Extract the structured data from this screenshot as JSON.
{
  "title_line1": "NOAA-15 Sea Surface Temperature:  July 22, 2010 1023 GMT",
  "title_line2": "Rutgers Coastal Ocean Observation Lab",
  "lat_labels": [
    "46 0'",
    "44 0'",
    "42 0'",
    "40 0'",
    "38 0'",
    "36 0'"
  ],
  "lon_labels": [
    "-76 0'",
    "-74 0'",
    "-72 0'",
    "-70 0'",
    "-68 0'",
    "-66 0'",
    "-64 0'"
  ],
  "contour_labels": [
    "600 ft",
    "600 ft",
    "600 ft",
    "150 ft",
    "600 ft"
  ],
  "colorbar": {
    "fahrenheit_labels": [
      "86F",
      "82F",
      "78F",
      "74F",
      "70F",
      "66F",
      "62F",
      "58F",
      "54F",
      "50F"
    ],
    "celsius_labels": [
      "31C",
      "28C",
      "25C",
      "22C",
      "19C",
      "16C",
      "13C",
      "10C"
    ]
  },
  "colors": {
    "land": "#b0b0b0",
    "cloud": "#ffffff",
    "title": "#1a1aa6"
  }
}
□ □ □ □
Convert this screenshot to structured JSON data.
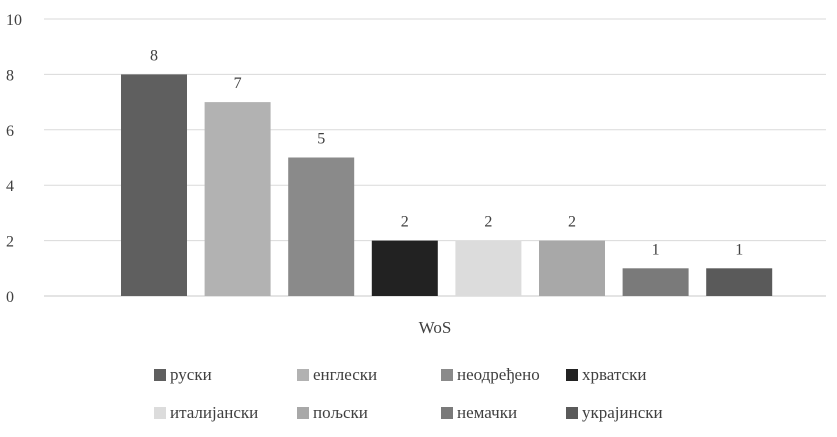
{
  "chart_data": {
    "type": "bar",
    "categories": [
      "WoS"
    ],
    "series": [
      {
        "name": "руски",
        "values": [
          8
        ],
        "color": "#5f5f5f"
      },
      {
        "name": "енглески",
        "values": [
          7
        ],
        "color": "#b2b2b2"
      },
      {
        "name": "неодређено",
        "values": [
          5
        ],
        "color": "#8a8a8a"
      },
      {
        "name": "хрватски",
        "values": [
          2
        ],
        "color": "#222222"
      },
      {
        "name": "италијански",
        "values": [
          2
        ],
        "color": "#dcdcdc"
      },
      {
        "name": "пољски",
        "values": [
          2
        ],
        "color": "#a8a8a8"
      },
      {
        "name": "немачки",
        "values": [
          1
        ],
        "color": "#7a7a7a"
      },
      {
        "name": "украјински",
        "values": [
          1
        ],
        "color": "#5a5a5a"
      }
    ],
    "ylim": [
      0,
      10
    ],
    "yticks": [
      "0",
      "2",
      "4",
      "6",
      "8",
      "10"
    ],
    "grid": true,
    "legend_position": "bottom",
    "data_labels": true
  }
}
□ □ □ □
Exercise goal: In how many lines of the data does the string "screenshot" appear? Give only the number.

Finished answer: 2